EXERCISE INPUT.
+-------+
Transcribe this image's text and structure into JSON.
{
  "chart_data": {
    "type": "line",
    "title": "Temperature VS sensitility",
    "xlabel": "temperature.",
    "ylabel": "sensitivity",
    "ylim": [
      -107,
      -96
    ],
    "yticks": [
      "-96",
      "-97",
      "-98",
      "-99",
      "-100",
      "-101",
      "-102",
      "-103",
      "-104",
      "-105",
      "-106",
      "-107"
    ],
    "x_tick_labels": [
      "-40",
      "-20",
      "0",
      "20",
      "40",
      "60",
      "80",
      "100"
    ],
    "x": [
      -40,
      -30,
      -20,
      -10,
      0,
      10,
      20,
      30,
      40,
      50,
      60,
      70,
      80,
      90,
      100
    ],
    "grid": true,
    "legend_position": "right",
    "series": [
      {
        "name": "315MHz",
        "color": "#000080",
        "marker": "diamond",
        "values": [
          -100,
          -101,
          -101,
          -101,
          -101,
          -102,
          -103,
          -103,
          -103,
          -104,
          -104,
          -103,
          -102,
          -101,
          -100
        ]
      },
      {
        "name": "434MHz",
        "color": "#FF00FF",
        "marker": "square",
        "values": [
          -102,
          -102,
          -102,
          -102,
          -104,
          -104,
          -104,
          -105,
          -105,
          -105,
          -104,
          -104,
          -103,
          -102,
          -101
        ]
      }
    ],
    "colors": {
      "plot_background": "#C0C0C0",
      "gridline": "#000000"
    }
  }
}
+-------+
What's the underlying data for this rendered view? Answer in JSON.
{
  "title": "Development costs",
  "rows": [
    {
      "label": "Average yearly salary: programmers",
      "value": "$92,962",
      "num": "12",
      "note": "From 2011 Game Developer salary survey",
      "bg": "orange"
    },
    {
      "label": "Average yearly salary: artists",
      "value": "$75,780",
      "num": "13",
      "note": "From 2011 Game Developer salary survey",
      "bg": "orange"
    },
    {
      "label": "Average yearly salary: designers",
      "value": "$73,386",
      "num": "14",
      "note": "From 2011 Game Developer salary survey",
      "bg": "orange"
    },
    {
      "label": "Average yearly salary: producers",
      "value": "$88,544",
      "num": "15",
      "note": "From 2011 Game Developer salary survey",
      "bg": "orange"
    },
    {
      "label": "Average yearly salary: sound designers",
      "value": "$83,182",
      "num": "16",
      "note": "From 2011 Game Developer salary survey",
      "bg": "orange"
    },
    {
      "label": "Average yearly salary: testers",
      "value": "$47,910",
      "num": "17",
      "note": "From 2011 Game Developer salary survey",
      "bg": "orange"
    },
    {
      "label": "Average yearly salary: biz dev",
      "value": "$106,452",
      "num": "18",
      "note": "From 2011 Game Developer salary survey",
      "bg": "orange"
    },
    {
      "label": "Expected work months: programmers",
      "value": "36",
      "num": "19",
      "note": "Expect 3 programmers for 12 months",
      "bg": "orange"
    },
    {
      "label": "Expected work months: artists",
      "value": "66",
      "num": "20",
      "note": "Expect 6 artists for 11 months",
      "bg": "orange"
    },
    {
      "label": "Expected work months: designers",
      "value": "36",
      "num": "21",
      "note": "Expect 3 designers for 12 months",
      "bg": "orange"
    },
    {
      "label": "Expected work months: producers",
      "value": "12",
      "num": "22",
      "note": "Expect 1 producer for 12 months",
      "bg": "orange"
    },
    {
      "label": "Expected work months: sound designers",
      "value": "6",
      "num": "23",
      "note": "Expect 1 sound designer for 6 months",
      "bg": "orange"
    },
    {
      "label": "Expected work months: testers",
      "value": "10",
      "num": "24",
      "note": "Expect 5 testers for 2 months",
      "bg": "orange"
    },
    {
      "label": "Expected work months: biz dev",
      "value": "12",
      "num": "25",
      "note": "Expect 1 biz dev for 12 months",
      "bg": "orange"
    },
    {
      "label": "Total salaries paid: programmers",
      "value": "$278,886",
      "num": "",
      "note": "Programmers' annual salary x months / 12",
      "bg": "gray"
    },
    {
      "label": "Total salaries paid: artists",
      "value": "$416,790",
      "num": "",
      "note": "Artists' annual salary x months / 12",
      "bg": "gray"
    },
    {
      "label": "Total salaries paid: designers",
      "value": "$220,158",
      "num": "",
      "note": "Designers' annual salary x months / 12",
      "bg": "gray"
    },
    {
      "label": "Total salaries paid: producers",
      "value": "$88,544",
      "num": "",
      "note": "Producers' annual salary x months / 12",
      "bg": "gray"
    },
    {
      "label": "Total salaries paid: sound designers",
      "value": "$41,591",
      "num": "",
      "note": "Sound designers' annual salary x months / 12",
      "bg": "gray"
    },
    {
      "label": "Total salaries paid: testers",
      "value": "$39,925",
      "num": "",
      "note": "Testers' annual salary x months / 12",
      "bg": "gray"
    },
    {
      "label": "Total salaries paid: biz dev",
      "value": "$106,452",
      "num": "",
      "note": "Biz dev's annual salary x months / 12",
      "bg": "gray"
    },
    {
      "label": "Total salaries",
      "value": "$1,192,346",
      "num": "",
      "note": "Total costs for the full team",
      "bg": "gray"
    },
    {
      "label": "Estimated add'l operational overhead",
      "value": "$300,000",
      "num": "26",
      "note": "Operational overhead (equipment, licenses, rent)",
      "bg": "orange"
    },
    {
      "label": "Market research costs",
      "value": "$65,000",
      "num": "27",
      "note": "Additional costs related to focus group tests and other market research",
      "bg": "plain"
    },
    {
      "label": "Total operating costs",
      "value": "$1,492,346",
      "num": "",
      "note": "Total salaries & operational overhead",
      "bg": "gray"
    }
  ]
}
+-------+
SHORT EXERCISE.
Find the string "annual" in the records, then copy each line where it occurs.

FULL RESPONSE.
      "note": "Programmers' annual salary x months / 12",
      "note": "Artists' annual salary x months / 12",
      "note": "Designers' annual salary x months / 12",
      "note": "Producers' annual salary x months / 12",
      "note": "Sound designers' annual salary x months / 12",
      "note": "Testers' annual salary x months / 12",
      "note": "Biz dev's annual salary x months / 12",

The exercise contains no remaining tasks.